Stated problem -> Copy the data that follows exactly. Include no pictures.

Material shown ->

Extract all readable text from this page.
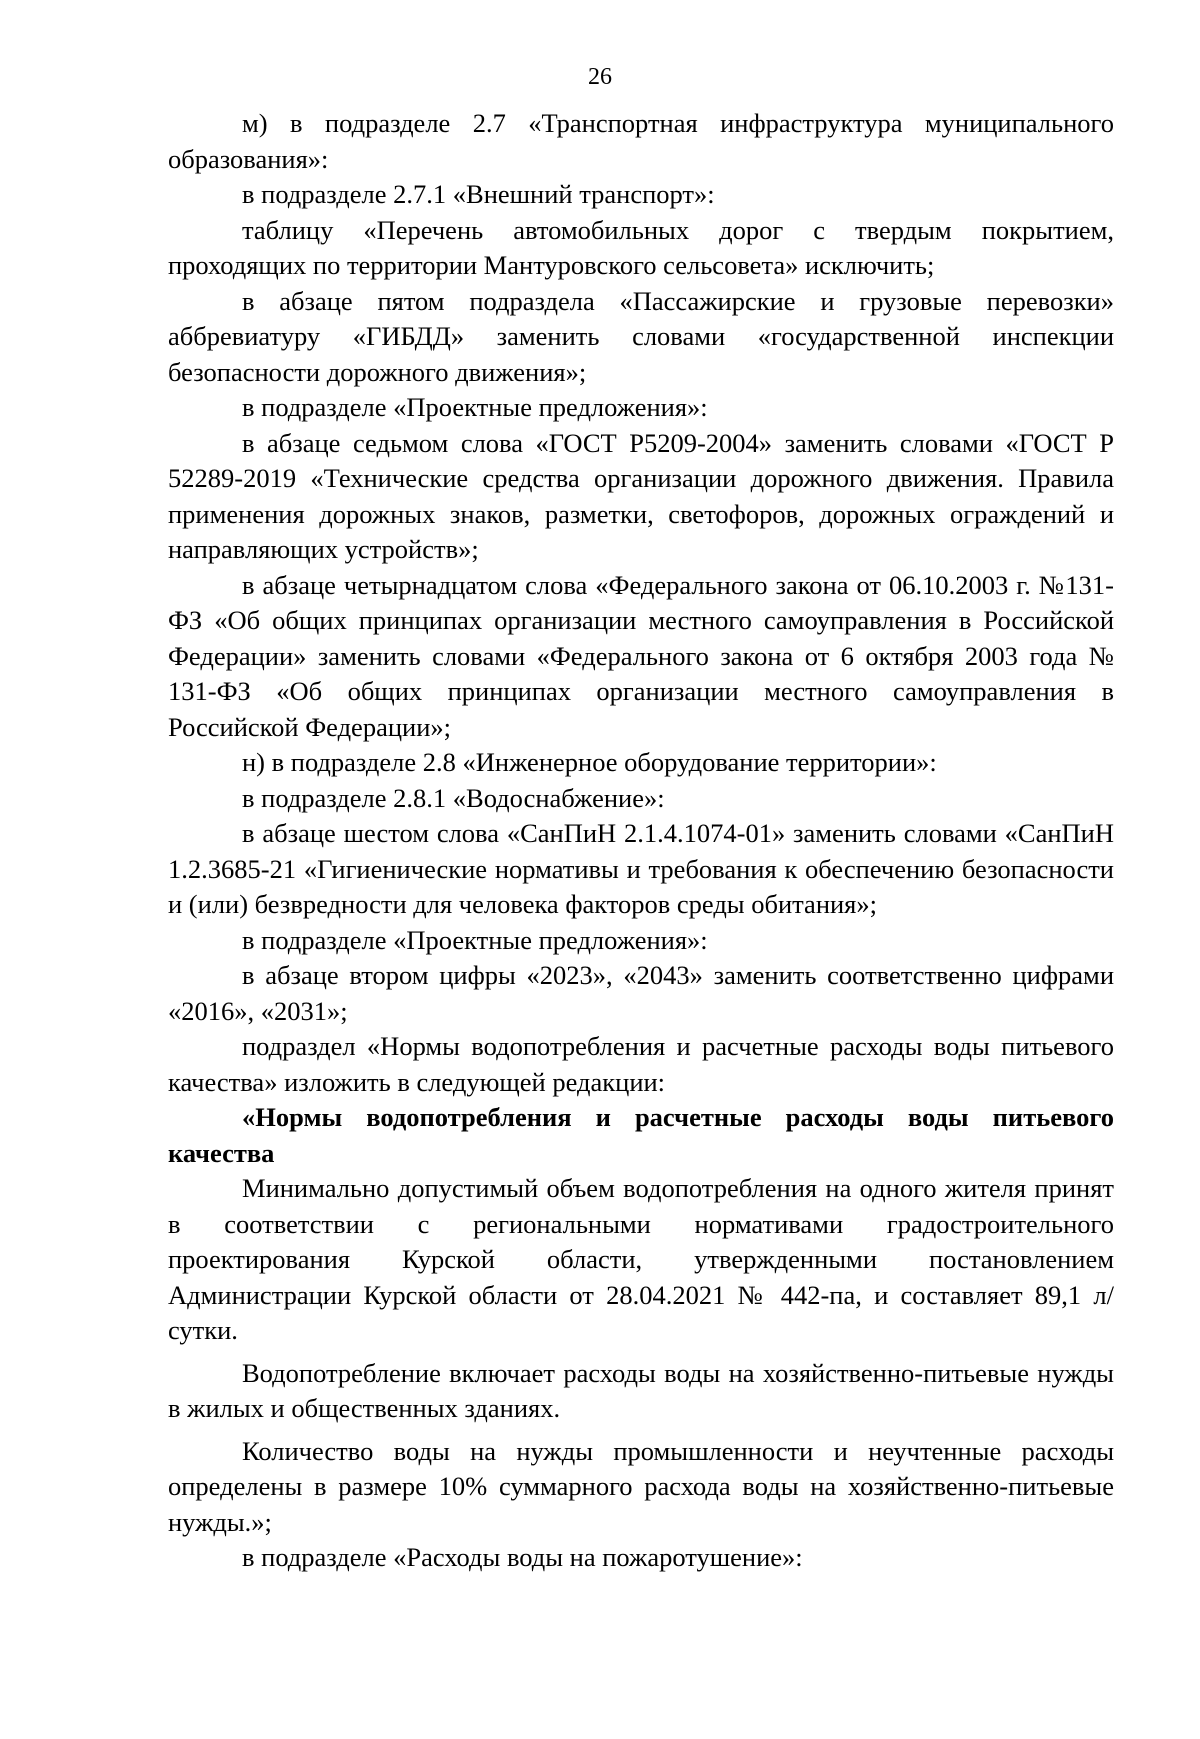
26

м) в подразделе 2.7 «Транспортная инфраструктура муниципального образования»:

в подразделе 2.7.1 «Внешний транспорт»:

таблицу «Перечень автомобильных дорог с твердым покрытием, проходящих по территории Мантуровского сельсовета» исключить;

в абзаце пятом подраздела «Пассажирские и грузовые перевозки» аббревиатуру «ГИБДД» заменить словами «государственной инспекции безопасности дорожного движения»;

в подразделе «Проектные предложения»:

в абзаце седьмом слова «ГОСТ Р5209-2004» заменить словами «ГОСТ Р 52289-2019 «Технические средства организации дорожного движения. Правила применения дорожных знаков, разметки, светофоров, дорожных ограждений и направляющих устройств»;

в абзаце четырнадцатом слова «Федерального закона от 06.10.2003 г. №131-ФЗ «Об общих принципах организации местного самоуправления в Российской Федерации» заменить словами «Федерального закона от 6 октября 2003 года № 131-ФЗ «Об общих принципах организации местного самоуправления в Российской Федерации»;

н) в подразделе 2.8 «Инженерное оборудование территории»:

в подразделе 2.8.1 «Водоснабжение»:

в абзаце шестом слова «СанПиН 2.1.4.1074-01» заменить словами «СанПиН 1.2.3685-21 «Гигиенические нормативы и требования к обеспечению безопасности и (или) безвредности для человека факторов среды обитания»;

в подразделе «Проектные предложения»:

в абзаце втором цифры «2023», «2043» заменить соответственно цифрами «2016», «2031»;

подраздел «Нормы водопотребления и расчетные расходы воды питьевого качества» изложить в следующей редакции:

«Нормы водопотребления и расчетные расходы воды питьевого качества

Минимально допустимый объем водопотребления на одного жителя принят в соответствии с региональными нормативами градостроительного проектирования Курской области, утвержденными постановлением Администрации Курской области от 28.04.2021 № 442-па, и составляет 89,1 л/сутки.

Водопотребление включает расходы воды на хозяйственно-питьевые нужды в жилых и общественных зданиях.

Количество воды на нужды промышленности и неучтенные расходы определены в размере 10% суммарного расхода воды на хозяйственно-питьевые нужды.»;

в подразделе «Расходы воды на пожаротушение»:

Written solution ->
Extract all readable text from this page.
26

м) в подразделе 2.7 «Транспортная инфраструктура муниципального образования»:

в подразделе 2.7.1 «Внешний транспорт»:

таблицу «Перечень автомобильных дорог с твердым покрытием, проходящих по территории Мантуровского сельсовета» исключить;

в абзаце пятом подраздела «Пассажирские и грузовые перевозки» аббревиатуру «ГИБДД» заменить словами «государственной инспекции безопасности дорожного движения»;

в подразделе «Проектные предложения»:

в абзаце седьмом слова «ГОСТ Р5209-2004» заменить словами «ГОСТ Р 52289-2019 «Технические средства организации дорожного движения. Правила применения дорожных знаков, разметки, светофоров, дорожных ограждений и направляющих устройств»;

в абзаце четырнадцатом слова «Федерального закона от 06.10.2003 г. №131-ФЗ «Об общих принципах организации местного самоуправления в Российской Федерации» заменить словами «Федерального закона от 6 октября 2003 года № 131-ФЗ «Об общих принципах организации местного самоуправления в Российской Федерации»;

н) в подразделе 2.8 «Инженерное оборудование территории»:

в подразделе 2.8.1 «Водоснабжение»:

в абзаце шестом слова «СанПиН 2.1.4.1074-01» заменить словами «СанПиН 1.2.3685-21 «Гигиенические нормативы и требования к обеспечению безопасности и (или) безвредности для человека факторов среды обитания»;

в подразделе «Проектные предложения»:

в абзаце втором цифры «2023», «2043» заменить соответственно цифрами «2016», «2031»;

подраздел «Нормы водопотребления и расчетные расходы воды питьевого качества» изложить в следующей редакции:

«Нормы водопотребления и расчетные расходы воды питьевого качества

Минимально допустимый объем водопотребления на одного жителя принят в соответствии с региональными нормативами градостроительного проектирования Курской области, утвержденными постановлением Администрации Курской области от 28.04.2021 № 442-па, и составляет 89,1 л/сутки.

Водопотребление включает расходы воды на хозяйственно-питьевые нужды в жилых и общественных зданиях.

Количество воды на нужды промышленности и неучтенные расходы определены в размере 10% суммарного расхода воды на хозяйственно-питьевые нужды.»;

в подразделе «Расходы воды на пожаротушение»:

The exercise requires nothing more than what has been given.